Begin
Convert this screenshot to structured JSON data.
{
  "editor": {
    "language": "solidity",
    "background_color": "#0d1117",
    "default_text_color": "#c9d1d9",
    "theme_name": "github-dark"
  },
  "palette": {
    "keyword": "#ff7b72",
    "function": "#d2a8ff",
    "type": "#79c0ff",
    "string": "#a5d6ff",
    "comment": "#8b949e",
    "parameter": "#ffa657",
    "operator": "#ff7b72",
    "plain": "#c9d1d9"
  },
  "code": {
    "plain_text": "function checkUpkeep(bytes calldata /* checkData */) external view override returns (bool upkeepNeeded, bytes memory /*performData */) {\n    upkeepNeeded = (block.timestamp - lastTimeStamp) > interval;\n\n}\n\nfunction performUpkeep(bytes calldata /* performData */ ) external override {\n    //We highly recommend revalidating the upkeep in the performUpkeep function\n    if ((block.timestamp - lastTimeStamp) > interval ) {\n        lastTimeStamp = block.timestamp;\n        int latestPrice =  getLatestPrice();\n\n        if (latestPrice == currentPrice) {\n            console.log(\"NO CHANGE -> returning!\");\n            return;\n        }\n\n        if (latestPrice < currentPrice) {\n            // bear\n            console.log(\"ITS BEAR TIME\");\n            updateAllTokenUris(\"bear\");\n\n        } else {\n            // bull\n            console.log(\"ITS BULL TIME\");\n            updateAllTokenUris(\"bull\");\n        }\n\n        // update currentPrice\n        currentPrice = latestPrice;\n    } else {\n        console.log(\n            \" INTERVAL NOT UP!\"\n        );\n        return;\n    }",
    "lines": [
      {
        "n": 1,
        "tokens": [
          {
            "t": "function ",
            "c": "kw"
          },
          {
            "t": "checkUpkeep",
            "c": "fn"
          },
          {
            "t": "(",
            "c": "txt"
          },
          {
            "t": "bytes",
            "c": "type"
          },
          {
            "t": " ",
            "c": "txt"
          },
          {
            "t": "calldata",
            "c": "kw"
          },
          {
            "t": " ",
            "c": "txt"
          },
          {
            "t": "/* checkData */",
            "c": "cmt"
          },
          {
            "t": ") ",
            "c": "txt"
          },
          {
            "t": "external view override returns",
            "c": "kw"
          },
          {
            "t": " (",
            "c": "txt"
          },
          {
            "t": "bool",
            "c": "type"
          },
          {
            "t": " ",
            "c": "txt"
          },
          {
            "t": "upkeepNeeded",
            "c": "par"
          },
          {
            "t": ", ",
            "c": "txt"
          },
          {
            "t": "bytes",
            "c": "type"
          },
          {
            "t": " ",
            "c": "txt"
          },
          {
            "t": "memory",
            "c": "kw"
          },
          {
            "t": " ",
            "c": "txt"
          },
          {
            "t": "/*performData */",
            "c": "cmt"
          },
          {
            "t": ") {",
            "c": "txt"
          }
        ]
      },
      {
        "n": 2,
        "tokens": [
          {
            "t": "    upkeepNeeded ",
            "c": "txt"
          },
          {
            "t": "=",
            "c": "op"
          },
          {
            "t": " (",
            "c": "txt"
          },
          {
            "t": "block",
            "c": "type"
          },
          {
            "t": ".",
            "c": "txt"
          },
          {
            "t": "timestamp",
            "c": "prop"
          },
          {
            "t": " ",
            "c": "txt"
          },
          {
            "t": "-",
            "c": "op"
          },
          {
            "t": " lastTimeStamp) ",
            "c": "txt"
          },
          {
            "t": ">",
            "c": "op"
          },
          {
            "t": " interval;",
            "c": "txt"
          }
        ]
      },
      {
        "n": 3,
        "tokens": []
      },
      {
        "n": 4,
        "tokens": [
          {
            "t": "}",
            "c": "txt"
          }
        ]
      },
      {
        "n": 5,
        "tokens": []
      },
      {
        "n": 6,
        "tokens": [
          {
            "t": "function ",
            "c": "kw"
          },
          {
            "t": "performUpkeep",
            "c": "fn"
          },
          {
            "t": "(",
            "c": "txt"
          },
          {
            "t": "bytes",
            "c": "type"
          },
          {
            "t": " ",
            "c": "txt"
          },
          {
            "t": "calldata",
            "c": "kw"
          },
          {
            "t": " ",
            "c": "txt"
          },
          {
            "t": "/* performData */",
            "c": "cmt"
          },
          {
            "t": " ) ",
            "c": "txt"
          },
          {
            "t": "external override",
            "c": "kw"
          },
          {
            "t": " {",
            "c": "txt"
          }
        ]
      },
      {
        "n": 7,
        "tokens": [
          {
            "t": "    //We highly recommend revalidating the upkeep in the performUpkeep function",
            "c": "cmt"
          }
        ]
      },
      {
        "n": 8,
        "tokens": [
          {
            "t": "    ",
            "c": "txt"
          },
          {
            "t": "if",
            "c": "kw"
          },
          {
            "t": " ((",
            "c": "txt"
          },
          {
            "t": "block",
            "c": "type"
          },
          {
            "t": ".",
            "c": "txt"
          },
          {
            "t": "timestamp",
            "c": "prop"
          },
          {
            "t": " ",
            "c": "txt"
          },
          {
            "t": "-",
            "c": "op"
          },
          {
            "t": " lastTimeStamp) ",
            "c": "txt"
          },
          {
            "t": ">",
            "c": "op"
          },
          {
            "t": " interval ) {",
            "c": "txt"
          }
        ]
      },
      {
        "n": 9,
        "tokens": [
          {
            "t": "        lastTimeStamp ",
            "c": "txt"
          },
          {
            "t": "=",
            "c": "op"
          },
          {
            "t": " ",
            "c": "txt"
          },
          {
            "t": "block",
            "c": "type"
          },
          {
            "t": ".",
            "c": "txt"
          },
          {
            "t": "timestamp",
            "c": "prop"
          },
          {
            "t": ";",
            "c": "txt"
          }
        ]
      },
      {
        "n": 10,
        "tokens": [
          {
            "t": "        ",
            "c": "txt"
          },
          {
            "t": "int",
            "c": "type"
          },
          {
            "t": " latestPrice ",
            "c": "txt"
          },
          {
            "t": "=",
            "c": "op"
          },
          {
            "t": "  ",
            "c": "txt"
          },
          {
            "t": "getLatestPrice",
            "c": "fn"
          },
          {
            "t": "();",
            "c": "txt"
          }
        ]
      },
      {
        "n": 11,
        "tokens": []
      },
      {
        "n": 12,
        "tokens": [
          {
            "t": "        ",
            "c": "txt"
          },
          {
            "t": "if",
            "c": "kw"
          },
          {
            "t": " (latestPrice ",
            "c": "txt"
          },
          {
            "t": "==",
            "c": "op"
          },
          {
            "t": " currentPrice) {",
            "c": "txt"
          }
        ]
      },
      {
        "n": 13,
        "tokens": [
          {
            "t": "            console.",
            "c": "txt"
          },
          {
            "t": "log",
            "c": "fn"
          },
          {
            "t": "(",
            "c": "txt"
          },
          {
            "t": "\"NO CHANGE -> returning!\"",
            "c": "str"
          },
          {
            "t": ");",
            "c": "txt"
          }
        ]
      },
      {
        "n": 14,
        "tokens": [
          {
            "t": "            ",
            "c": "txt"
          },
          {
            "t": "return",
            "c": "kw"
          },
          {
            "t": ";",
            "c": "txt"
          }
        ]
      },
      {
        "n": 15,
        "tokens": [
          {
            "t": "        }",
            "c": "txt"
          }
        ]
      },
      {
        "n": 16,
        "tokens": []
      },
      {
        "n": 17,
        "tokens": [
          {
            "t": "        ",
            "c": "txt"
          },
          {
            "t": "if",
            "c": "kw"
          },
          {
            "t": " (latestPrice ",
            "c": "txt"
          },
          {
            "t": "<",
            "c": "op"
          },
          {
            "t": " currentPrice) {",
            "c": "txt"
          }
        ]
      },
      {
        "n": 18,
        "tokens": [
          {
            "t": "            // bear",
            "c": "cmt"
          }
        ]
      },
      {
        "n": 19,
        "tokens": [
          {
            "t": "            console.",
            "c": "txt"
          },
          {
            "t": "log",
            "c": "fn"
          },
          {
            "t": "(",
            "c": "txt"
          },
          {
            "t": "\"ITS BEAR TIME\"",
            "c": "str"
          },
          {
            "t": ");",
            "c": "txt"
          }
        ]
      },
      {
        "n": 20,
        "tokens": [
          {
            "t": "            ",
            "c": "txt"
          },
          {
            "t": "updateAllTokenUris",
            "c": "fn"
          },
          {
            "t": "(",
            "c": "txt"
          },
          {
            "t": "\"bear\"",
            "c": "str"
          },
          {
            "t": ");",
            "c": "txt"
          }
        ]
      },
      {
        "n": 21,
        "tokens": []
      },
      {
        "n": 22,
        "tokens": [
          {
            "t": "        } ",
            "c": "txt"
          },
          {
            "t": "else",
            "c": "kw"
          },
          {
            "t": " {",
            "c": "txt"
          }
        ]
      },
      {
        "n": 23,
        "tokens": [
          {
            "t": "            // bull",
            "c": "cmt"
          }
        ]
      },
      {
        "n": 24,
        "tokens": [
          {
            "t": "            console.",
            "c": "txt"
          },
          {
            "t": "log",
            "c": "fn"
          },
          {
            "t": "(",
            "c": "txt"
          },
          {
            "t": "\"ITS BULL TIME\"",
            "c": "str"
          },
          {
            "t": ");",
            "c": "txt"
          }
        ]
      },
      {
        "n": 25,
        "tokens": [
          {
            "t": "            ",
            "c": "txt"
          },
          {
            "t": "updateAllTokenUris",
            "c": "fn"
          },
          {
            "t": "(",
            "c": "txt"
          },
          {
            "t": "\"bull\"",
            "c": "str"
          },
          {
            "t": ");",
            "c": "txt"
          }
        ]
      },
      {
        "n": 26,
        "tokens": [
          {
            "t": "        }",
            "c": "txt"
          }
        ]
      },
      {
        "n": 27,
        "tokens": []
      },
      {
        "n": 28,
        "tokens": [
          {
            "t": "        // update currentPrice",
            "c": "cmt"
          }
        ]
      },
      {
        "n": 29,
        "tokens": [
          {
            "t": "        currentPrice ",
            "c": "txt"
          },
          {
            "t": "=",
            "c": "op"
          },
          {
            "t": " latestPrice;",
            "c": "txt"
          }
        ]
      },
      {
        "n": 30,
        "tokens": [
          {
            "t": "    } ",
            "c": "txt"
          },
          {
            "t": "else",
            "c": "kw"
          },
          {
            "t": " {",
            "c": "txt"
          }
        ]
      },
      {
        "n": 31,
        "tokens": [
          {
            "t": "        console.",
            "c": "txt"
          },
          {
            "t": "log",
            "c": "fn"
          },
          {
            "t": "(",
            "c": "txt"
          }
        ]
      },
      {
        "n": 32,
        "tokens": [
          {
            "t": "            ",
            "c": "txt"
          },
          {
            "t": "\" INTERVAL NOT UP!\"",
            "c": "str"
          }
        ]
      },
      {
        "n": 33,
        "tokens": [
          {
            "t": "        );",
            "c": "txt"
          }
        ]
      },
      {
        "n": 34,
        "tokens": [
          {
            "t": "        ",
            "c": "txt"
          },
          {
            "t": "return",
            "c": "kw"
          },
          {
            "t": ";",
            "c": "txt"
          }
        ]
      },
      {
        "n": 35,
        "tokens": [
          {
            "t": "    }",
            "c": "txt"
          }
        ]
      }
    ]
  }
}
End
Problem: Among the entries above, how many lines include the word "checkUpkeep"? Reply with the number only.

Solution to the exercise: 2